WORK REQUIRED:
Wherever a line in the data below holds "this", copy that line.

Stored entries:
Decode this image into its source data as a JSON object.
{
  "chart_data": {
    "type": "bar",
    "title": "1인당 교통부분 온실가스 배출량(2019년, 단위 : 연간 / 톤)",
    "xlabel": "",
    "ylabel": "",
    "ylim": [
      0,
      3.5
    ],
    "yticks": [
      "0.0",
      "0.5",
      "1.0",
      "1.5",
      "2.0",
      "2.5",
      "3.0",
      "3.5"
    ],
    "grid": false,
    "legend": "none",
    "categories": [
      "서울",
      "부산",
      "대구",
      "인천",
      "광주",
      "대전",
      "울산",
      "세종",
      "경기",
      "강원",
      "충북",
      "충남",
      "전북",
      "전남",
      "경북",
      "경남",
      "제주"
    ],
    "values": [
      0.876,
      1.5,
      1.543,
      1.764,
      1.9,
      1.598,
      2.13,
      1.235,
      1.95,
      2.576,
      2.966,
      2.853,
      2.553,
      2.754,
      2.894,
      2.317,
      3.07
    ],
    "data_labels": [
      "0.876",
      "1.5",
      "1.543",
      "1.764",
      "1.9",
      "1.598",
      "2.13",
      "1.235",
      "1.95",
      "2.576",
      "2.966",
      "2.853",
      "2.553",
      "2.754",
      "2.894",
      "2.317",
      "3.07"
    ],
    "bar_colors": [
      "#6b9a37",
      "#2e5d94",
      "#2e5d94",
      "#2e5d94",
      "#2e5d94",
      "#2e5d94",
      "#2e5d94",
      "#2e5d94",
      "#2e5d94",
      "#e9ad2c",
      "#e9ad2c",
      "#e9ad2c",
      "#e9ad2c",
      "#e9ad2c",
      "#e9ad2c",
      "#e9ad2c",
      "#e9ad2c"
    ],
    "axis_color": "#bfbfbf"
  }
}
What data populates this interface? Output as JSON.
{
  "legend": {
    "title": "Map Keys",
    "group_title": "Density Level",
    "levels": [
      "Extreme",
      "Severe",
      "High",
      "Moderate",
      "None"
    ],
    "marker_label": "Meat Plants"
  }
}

EXERCISE RESULT:
Decode this image into its source data as a JSON object.
What data populates this interface? Output as JSON.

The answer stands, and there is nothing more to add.